◆ Extrait du texte ◆
====================
La coutilière avait couru partout ces dix derniers jours pour entretenir l’illusion que tout allait bien, que ce soit auprès des miliciens ou des villageois. Et bordel, une bonne part ne rentrait pas du tout dans les prérogatives de son poste ! Ces derniers jours elle s’était retrouvée à assurer les séances civiles à la place de la baronne, à organiser des missions pour Yohan et à gérer la sécurité, ou plutôt l’insécurité du bourg à la place de son capitaine. A peu de chose près, elle dirigeait complètement Sombrebois. Elle maudit intérieurement le nom de Yohan qui l’avait jetée, en toute connaissance de cause, elle en était sûre, dans cette fosse à purin logistique.
On avait accouru pour la prévenir de l’arrivée d’Alaric il y a quelques minutes et elle prit un peu plus sur elle pour ne pas exploser en apprenant qu’il s’offrait le luxe d’aller déposer un passager inconnu au temple. Elle était fatiguée, en colère même, mais avait conscience que rien de tout ce qui c’était déroulé ces deux dernières semaines n’était imputable à l’absence de son capitaine. Tout aurait dû rouler, mais tout avait explosé. Elle aurait juste aimé que ce ne soit pas à elle de nettoyé la merde laissée.
- Je te préviens Carl, si je prends encore un de tes gars à la taverne plutôt que sur sa ronde, je te ferais fouetter le cul si fort qu’il pourra servir de soleil de remplacement en cas de besoin. Et toi Eric, je t’ai dit quinze fois de faire trois rotations, pas quatre la nuit, tes hommes passent tellement de temps à s’échanger leurs postes qu’on pourrait faire entrer un chariot sans qu’ils s’en aperçoivent ! maugréa-t-elle en relevant la tête, ce qui lui permit d’apercevoir Alaric avancer vers elle entre les deux corniauds. Allez débarrassez-moi le plancher, avant que votre solde ne saute aussi facilement que vos dents.
Les deux hommes ne se le firent pas répéter et s’esquivèrent rapidement laissant la militaire seule au milieu de la place. Elle s’inspecta rapidement, plus par réflexe que par volonté de bien paraître. Bon elle ne faisait pas de toute première fraicheur, mais au moins elle avait l’air d’une milicienne. Elle fit un sourire qu’elle voulait accueillant à son supérieur, mais dans lequel transparaissait surement toute sa fatigue. Elle le salua d’une mise au garde vous irréprochable quand il s’arrêta devant elle, mais délaissa presque aussitôt le protocole pour poser ses mains sur ses hanches et soupirer lourdement.
- Bienvenue chez vous Capitaine. dit-elle toute de même. J’espère que votre voyage s’est bien passé.
Elle se mit à l’examiner, il avait la mine lugubre lui aussi, sans doute parce qu’il avait perçu dès son arrivée que quelque chose n’allait pas. Ou alors il avait encore pire à lui annoncer, histoire d’ajouter encore un peu de stupidité à toute cette situation ! Mais il y avait aussi autre chose, plus profondément enfoui mais elle ne parvint pas à mettre le doigts dessus. Et sans doute qu’il n’en avait pas envie. Elle indiqua la tente de commandement et pris les devant pour l’y guider. Des cartes étaient éparpillées sur la table rectangulaire au milieu de celle-ci, et une couchette avait été jeté dans un coin. Elle n’avait plus si souvent le luxe de s’éloigner d’ici pour dormir sous un vrai toi. Elle se dirigea vers un meuble et se servit de l’eau fraîche dans un broque d’acier.
====================
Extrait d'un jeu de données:

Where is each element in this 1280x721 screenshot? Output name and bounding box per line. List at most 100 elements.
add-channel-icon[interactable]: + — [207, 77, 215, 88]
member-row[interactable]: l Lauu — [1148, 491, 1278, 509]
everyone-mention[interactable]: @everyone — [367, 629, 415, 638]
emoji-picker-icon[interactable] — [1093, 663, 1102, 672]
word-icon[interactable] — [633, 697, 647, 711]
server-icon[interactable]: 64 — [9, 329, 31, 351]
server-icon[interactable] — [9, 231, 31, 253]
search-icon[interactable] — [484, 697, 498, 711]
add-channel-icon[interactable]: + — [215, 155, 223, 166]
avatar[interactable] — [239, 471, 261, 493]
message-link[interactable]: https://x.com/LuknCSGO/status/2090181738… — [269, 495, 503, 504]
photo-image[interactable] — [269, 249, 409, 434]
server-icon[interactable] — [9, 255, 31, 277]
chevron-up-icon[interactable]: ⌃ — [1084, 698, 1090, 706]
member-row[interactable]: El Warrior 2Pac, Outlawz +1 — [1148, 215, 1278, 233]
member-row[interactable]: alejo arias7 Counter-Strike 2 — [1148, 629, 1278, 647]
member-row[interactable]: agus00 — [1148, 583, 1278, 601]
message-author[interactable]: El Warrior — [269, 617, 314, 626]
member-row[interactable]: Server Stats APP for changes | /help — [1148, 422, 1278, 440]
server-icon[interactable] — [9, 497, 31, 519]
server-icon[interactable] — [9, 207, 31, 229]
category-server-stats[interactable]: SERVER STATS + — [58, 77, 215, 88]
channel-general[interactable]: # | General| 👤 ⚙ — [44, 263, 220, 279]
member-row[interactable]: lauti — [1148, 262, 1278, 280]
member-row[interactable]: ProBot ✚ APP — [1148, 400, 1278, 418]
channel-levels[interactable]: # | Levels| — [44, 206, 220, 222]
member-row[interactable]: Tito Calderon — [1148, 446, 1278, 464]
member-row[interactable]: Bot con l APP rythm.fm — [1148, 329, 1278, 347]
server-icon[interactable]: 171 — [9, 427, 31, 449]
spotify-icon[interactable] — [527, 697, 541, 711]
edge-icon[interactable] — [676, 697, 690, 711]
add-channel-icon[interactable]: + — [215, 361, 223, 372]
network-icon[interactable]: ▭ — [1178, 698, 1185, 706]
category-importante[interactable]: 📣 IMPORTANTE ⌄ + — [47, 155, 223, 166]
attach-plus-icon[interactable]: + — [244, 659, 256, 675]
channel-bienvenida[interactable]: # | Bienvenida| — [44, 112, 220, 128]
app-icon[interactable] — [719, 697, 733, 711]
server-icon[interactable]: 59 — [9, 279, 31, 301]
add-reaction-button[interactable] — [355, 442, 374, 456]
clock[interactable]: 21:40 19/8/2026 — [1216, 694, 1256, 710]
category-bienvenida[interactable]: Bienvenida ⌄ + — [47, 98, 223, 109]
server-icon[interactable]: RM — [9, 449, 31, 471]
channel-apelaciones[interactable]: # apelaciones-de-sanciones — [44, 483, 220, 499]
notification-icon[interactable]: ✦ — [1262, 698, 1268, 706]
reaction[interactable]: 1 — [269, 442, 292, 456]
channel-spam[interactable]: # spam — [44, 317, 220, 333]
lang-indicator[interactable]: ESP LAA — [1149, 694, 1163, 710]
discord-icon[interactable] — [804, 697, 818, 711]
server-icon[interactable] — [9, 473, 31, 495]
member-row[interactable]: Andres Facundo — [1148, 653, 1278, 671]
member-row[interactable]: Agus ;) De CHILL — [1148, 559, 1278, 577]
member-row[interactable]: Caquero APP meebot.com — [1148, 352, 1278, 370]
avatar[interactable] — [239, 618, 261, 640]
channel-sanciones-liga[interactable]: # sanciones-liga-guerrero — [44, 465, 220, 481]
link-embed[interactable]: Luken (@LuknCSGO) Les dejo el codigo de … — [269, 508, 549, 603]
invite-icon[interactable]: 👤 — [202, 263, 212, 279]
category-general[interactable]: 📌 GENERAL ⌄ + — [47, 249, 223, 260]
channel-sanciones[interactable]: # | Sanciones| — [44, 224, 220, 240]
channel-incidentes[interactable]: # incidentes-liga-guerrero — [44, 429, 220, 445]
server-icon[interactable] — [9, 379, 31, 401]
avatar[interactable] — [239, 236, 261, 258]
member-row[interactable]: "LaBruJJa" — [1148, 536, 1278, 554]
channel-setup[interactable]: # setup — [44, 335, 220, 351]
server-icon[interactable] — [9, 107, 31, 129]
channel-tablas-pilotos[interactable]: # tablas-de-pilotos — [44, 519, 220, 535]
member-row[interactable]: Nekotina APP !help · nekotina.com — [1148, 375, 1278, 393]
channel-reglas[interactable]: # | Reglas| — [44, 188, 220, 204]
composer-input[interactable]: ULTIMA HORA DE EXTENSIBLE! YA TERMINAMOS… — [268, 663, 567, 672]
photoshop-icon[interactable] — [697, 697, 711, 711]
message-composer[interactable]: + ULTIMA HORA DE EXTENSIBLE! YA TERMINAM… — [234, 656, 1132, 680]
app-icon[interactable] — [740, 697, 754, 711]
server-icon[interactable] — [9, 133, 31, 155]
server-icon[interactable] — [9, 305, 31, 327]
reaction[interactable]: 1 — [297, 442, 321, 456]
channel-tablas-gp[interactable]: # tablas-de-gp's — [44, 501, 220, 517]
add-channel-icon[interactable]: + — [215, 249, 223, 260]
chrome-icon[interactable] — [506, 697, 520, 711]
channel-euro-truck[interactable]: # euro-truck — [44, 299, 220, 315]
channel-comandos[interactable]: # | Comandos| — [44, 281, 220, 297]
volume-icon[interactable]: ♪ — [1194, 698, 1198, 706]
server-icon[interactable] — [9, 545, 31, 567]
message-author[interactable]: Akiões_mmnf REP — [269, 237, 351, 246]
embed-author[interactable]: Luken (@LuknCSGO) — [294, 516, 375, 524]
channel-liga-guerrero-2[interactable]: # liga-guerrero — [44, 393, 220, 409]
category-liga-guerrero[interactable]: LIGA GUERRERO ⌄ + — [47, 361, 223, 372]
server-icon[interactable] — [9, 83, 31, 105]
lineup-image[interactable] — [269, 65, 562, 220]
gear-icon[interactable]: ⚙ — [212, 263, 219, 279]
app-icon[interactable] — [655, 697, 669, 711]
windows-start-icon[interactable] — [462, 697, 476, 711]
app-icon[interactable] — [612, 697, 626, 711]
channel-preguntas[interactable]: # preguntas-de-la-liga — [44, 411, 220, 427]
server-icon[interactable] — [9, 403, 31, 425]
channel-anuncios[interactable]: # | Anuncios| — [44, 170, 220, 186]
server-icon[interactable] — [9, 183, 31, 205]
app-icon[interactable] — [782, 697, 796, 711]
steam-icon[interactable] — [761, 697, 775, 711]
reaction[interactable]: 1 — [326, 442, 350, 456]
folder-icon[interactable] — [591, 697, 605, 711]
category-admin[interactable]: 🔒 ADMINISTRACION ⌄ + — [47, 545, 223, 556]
====================
◆ Consignes ◆
1. Dans le récit, depuis combien de jours la coutilière courait-elle partout ?
2. Rassemblez toutes les lignes qui contiennent la chaîne « Warrior ».

◆ Résultats ◆
1. Depuis dix jours.

2.
member-row[interactable]: El Warrior 2Pac, Outlawz +1 — [1148, 215, 1278, 233]
message-author[interactable]: El Warrior — [269, 617, 314, 626]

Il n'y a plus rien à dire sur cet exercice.